EXERCISE TASK |
Extract every line that contains the word "占总百分比".

[Stored items]
>>
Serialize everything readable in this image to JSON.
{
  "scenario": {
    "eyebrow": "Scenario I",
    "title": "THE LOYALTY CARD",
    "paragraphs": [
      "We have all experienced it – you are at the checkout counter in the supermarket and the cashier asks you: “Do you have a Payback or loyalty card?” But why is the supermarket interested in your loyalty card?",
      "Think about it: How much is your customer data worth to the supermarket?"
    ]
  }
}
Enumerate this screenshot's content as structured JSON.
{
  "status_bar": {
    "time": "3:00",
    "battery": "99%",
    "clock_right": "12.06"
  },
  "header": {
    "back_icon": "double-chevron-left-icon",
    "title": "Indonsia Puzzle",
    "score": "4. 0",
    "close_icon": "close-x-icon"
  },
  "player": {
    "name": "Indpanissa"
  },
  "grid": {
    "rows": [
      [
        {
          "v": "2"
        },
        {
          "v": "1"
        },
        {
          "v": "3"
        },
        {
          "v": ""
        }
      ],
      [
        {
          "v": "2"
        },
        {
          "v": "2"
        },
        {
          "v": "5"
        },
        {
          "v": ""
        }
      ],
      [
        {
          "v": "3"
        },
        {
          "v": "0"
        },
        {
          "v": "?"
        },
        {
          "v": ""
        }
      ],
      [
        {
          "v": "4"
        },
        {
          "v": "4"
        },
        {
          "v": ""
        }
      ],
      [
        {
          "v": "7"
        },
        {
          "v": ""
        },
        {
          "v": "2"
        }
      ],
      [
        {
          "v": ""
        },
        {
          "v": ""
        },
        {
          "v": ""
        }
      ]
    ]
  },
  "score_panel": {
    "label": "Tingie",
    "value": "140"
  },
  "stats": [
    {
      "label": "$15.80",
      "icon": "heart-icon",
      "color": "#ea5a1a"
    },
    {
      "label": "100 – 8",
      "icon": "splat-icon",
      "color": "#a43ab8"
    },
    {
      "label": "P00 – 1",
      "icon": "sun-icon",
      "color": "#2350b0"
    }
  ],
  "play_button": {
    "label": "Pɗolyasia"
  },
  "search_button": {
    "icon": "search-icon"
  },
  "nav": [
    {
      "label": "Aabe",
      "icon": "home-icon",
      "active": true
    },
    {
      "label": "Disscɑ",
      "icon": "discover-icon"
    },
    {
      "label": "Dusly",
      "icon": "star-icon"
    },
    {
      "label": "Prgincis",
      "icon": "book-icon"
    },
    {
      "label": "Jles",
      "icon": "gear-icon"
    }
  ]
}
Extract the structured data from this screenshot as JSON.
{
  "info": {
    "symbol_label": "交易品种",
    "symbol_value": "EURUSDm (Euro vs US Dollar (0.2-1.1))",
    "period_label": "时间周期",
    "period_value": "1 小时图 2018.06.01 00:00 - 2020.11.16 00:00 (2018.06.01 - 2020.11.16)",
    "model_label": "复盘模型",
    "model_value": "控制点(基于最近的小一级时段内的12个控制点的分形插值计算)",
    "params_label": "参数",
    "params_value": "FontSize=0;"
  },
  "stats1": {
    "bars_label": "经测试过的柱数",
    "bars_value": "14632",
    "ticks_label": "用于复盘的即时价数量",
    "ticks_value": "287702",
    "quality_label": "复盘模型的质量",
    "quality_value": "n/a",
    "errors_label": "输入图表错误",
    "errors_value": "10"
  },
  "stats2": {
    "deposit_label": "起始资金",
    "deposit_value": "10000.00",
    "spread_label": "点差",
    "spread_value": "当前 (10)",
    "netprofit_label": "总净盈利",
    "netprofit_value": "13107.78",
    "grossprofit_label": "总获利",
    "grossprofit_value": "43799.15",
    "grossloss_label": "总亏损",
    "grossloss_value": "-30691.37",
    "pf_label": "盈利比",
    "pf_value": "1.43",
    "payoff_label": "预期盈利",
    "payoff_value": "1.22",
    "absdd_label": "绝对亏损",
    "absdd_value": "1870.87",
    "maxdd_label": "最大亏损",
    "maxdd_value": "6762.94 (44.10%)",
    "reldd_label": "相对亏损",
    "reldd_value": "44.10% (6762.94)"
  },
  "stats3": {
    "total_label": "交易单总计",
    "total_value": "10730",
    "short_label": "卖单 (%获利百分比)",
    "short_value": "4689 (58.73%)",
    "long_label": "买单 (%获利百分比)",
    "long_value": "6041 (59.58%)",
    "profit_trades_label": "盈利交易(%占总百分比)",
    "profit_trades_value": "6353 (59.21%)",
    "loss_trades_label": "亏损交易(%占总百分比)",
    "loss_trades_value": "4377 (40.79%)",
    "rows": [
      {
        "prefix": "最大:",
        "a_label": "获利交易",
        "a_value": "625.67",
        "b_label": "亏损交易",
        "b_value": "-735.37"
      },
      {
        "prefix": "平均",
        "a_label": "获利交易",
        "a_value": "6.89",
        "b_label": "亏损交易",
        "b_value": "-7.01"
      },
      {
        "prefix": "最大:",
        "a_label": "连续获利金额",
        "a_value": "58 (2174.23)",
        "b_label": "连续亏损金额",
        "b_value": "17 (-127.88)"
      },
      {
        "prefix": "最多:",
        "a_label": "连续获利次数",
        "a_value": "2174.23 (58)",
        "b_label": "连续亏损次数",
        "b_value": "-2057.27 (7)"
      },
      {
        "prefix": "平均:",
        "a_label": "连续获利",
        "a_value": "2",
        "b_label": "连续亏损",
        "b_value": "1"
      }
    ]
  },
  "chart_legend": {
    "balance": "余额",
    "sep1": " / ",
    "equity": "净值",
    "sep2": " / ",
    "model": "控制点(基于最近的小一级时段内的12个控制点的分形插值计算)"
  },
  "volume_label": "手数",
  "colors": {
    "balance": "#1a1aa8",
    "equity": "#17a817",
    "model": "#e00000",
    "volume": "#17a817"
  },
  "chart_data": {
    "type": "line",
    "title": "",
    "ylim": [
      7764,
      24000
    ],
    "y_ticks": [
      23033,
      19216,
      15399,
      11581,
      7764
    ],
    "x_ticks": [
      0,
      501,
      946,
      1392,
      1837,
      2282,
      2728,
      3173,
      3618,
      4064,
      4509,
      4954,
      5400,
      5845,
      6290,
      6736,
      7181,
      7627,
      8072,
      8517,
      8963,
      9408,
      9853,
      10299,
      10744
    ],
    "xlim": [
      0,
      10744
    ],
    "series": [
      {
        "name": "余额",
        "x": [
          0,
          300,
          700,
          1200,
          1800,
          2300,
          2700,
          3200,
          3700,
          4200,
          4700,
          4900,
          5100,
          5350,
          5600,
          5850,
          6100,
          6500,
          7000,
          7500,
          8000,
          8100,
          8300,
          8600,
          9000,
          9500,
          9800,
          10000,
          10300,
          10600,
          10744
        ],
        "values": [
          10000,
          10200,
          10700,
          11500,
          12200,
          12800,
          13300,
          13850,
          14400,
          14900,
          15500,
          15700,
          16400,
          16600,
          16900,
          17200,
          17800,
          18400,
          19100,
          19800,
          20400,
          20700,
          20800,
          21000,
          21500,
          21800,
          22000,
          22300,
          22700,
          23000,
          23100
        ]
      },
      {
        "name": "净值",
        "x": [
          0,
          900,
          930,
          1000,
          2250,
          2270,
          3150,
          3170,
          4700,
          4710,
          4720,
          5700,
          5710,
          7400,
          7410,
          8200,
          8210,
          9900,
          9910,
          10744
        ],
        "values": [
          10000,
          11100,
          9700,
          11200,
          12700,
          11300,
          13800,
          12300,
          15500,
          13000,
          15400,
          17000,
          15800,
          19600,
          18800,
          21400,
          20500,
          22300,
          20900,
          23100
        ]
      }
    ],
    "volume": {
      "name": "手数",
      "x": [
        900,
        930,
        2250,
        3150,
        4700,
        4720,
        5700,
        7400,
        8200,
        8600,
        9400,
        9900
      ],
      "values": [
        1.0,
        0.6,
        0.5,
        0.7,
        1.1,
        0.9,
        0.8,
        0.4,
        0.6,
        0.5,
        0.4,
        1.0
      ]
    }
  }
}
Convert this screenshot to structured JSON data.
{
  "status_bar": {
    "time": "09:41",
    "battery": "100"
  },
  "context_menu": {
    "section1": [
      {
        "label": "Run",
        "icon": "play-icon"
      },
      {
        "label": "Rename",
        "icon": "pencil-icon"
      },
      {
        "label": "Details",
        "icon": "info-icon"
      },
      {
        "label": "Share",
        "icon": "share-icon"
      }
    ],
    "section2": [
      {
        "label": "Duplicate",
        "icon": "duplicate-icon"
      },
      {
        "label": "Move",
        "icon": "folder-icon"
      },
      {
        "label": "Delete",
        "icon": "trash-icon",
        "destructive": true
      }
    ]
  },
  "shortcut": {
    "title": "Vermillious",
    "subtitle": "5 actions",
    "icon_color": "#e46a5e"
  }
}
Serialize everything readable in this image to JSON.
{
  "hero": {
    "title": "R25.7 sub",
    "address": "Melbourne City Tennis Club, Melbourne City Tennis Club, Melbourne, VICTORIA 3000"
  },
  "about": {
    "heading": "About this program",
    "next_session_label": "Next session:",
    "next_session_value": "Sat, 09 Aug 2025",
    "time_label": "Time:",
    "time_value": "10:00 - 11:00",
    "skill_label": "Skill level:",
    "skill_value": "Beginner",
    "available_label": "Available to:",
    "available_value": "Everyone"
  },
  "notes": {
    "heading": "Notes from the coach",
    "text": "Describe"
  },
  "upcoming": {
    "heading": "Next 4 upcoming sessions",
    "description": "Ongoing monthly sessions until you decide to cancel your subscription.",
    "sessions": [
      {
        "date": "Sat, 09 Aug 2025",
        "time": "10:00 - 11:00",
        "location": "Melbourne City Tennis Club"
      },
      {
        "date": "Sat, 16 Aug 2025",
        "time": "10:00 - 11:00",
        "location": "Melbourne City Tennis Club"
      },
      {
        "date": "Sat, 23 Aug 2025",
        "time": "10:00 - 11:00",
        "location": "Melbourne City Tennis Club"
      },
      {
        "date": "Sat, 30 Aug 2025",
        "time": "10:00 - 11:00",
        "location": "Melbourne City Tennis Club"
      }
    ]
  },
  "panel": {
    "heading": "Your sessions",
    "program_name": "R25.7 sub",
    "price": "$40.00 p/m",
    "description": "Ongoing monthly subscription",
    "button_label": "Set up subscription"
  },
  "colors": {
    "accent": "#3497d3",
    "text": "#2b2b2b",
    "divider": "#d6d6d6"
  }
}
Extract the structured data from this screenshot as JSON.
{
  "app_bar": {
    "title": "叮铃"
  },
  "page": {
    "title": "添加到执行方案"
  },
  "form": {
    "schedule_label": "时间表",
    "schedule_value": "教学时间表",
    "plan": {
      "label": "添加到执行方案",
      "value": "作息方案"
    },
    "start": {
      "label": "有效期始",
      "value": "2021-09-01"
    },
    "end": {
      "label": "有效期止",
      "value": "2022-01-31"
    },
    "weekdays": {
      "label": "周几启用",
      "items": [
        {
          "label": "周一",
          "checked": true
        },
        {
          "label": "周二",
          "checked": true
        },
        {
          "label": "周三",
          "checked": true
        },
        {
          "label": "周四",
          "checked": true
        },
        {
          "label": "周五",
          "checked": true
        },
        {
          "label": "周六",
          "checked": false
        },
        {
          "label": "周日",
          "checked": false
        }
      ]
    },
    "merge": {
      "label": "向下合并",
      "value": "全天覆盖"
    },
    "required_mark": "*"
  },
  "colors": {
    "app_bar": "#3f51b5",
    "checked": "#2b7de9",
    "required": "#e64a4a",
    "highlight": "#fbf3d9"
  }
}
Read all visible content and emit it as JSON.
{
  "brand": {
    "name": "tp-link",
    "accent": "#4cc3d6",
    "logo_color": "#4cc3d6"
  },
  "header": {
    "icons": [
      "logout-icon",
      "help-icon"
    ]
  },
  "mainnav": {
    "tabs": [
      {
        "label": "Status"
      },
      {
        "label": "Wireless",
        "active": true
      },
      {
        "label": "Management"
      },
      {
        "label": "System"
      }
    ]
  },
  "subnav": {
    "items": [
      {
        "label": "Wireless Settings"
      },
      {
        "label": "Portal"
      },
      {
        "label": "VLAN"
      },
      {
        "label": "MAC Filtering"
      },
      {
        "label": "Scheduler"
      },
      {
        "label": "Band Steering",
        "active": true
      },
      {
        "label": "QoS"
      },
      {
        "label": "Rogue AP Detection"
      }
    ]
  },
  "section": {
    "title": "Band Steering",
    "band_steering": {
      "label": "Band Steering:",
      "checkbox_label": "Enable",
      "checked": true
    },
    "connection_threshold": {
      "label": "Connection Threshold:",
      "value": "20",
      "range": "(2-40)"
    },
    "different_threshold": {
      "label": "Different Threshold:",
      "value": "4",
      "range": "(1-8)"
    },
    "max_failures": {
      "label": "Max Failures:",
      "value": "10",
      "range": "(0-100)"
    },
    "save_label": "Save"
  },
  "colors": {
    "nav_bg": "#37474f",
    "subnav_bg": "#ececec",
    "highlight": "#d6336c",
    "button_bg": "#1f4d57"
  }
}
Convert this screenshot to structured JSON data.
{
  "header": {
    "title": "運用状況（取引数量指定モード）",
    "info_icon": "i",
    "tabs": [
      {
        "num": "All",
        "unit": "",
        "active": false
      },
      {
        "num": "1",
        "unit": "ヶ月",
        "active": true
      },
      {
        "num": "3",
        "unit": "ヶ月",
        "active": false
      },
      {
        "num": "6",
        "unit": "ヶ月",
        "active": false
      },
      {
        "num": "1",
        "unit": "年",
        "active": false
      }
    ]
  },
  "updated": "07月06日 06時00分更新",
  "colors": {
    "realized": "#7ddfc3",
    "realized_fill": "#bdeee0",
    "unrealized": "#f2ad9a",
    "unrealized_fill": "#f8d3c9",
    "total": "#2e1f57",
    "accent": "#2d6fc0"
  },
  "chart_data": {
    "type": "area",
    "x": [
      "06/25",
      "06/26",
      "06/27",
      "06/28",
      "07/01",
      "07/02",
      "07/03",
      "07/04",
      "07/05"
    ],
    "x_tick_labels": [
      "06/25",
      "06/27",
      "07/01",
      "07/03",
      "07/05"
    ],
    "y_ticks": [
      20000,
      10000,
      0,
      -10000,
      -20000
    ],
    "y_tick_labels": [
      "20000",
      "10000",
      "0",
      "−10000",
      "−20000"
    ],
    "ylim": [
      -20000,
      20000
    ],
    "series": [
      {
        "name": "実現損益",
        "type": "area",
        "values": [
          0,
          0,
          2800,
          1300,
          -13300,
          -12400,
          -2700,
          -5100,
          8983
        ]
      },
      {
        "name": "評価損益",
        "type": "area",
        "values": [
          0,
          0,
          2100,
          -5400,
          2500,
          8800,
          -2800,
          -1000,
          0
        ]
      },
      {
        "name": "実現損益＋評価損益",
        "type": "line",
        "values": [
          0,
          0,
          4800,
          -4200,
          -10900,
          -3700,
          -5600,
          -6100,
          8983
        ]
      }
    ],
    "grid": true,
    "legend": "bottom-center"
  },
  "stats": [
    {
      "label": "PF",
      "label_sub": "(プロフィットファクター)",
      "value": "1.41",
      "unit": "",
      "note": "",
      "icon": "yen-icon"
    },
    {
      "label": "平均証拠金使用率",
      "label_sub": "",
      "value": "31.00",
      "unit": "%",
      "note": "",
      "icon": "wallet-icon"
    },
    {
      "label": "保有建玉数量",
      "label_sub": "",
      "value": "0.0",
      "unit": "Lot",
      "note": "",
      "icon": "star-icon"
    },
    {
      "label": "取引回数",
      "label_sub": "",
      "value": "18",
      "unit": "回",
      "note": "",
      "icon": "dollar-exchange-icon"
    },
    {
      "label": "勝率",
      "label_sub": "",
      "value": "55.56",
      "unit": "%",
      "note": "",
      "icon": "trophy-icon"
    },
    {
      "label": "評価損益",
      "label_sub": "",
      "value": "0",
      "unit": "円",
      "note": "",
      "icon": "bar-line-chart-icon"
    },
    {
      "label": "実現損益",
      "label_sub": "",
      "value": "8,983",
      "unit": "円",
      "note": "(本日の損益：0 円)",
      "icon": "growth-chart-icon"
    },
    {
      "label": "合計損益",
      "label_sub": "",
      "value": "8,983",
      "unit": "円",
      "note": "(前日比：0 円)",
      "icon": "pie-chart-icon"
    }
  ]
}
<<
WORKED ANSWER |
    "profit_trades_label": "盈利交易(%占总百分比)",
    "loss_trades_label": "亏损交易(%占总百分比)",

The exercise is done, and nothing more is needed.